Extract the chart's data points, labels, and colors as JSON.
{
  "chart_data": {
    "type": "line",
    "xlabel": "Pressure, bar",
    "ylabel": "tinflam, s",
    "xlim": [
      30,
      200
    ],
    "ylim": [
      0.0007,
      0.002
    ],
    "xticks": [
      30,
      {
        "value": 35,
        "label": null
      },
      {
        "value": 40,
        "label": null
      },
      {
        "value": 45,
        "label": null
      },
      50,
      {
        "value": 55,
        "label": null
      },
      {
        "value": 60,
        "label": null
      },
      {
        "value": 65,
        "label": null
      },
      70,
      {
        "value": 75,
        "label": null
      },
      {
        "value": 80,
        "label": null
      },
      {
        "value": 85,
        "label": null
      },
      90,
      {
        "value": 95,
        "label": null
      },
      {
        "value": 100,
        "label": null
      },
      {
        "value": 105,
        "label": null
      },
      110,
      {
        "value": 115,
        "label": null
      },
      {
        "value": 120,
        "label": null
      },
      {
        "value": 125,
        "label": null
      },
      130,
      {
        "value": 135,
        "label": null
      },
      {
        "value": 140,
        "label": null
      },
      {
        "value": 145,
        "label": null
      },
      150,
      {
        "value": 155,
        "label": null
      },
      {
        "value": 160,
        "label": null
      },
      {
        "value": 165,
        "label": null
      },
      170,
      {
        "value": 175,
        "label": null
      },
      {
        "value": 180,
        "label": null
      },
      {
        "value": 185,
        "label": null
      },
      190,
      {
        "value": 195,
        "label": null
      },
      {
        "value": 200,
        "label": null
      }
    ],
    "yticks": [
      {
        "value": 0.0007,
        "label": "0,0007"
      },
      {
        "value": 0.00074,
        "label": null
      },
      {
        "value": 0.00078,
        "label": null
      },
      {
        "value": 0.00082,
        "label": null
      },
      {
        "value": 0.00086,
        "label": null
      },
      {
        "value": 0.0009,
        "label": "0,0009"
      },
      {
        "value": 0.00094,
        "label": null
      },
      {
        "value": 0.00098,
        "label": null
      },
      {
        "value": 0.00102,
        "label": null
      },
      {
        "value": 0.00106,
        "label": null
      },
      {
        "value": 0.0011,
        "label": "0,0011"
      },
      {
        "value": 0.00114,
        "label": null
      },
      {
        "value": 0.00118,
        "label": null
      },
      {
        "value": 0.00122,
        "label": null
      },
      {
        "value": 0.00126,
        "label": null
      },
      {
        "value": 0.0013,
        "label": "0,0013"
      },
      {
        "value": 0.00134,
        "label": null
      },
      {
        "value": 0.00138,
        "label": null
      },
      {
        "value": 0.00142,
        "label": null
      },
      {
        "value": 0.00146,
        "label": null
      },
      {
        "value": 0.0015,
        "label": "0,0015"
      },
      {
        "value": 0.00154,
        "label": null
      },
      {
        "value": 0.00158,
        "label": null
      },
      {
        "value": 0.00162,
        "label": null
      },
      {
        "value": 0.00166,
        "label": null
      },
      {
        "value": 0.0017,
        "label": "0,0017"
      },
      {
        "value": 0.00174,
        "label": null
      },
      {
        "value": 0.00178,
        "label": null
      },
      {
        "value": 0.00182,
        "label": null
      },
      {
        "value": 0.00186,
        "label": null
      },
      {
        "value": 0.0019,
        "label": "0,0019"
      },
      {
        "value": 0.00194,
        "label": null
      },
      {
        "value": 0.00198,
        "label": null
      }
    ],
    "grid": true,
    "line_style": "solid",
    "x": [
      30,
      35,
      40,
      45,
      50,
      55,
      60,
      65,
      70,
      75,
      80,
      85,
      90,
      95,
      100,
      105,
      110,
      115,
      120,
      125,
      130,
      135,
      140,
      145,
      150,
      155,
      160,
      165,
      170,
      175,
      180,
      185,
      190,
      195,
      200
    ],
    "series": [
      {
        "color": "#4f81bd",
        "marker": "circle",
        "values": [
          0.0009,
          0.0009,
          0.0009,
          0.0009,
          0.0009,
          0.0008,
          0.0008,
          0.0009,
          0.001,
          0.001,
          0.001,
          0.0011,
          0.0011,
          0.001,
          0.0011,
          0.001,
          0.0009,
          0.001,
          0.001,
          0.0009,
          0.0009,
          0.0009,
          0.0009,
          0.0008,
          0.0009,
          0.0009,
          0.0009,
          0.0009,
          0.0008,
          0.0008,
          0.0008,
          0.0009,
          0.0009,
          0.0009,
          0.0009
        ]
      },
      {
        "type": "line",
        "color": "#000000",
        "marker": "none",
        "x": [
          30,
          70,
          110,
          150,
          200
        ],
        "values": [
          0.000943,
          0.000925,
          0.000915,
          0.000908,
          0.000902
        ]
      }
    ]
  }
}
━━━━━━━━━━━━━━━━
• _Stated exercise_:
Write out the entries above once more, without altering anything.

• _Response below_:
Extract the chart's data points, labels, and colors as JSON.
{
  "chart_data": {
    "type": "line",
    "xlabel": "Pressure, bar",
    "ylabel": "tinflam, s",
    "xlim": [
      30,
      200
    ],
    "ylim": [
      0.0007,
      0.002
    ],
    "xticks": [
      30,
      {
        "value": 35,
        "label": null
      },
      {
        "value": 40,
        "label": null
      },
      {
        "value": 45,
        "label": null
      },
      50,
      {
        "value": 55,
        "label": null
      },
      {
        "value": 60,
        "label": null
      },
      {
        "value": 65,
        "label": null
      },
      70,
      {
        "value": 75,
        "label": null
      },
      {
        "value": 80,
        "label": null
      },
      {
        "value": 85,
        "label": null
      },
      90,
      {
        "value": 95,
        "label": null
      },
      {
        "value": 100,
        "label": null
      },
      {
        "value": 105,
        "label": null
      },
      110,
      {
        "value": 115,
        "label": null
      },
      {
        "value": 120,
        "label": null
      },
      {
        "value": 125,
        "label": null
      },
      130,
      {
        "value": 135,
        "label": null
      },
      {
        "value": 140,
        "label": null
      },
      {
        "value": 145,
        "label": null
      },
      150,
      {
        "value": 155,
        "label": null
      },
      {
        "value": 160,
        "label": null
      },
      {
        "value": 165,
        "label": null
      },
      170,
      {
        "value": 175,
        "label": null
      },
      {
        "value": 180,
        "label": null
      },
      {
        "value": 185,
        "label": null
      },
      190,
      {
        "value": 195,
        "label": null
      },
      {
        "value": 200,
        "label": null
      }
    ],
    "yticks": [
      {
        "value": 0.0007,
        "label": "0,0007"
      },
      {
        "value": 0.00074,
        "label": null
      },
      {
        "value": 0.00078,
        "label": null
      },
      {
        "value": 0.00082,
        "label": null
      },
      {
        "value": 0.00086,
        "label": null
      },
      {
        "value": 0.0009,
        "label": "0,0009"
      },
      {
        "value": 0.00094,
        "label": null
      },
      {
        "value": 0.00098,
        "label": null
      },
      {
        "value": 0.00102,
        "label": null
      },
      {
        "value": 0.00106,
        "label": null
      },
      {
        "value": 0.0011,
        "label": "0,0011"
      },
      {
        "value": 0.00114,
        "label": null
      },
      {
        "value": 0.00118,
        "label": null
      },
      {
        "value": 0.00122,
        "label": null
      },
      {
        "value": 0.00126,
        "label": null
      },
      {
        "value": 0.0013,
        "label": "0,0013"
      },
      {
        "value": 0.00134,
        "label": null
      },
      {
        "value": 0.00138,
        "label": null
      },
      {
        "value": 0.00142,
        "label": null
      },
      {
        "value": 0.00146,
        "label": null
      },
      {
        "value": 0.0015,
        "label": "0,0015"
      },
      {
        "value": 0.00154,
        "label": null
      },
      {
        "value": 0.00158,
        "label": null
      },
      {
        "value": 0.00162,
        "label": null
      },
      {
        "value": 0.00166,
        "label": null
      },
      {
        "value": 0.0017,
        "label": "0,0017"
      },
      {
        "value": 0.00174,
        "label": null
      },
      {
        "value": 0.00178,
        "label": null
      },
      {
        "value": 0.00182,
        "label": null
      },
      {
        "value": 0.00186,
        "label": null
      },
      {
        "value": 0.0019,
        "label": "0,0019"
      },
      {
        "value": 0.00194,
        "label": null
      },
      {
        "value": 0.00198,
        "label": null
      }
    ],
    "grid": true,
    "line_style": "solid",
    "x": [
      30,
      35,
      40,
      45,
      50,
      55,
      60,
      65,
      70,
      75,
      80,
      85,
      90,
      95,
      100,
      105,
      110,
      115,
      120,
      125,
      130,
      135,
      140,
      145,
      150,
      155,
      160,
      165,
      170,
      175,
      180,
      185,
      190,
      195,
      200
    ],
    "series": [
      {
        "color": "#4f81bd",
        "marker": "circle",
        "values": [
          0.0009,
          0.0009,
          0.0009,
          0.0009,
          0.0009,
          0.0008,
          0.0008,
          0.0009,
          0.001,
          0.001,
          0.001,
          0.0011,
          0.0011,
          0.001,
          0.0011,
          0.001,
          0.0009,
          0.001,
          0.001,
          0.0009,
          0.0009,
          0.0009,
          0.0009,
          0.0008,
          0.0009,
          0.0009,
          0.0009,
          0.0009,
          0.0008,
          0.0008,
          0.0008,
          0.0009,
          0.0009,
          0.0009,
          0.0009
        ]
      },
      {
        "type": "line",
        "color": "#000000",
        "marker": "none",
        "x": [
          30,
          70,
          110,
          150,
          200
        ],
        "values": [
          0.000943,
          0.000925,
          0.000915,
          0.000908,
          0.000902
        ]
      }
    ]
  }
}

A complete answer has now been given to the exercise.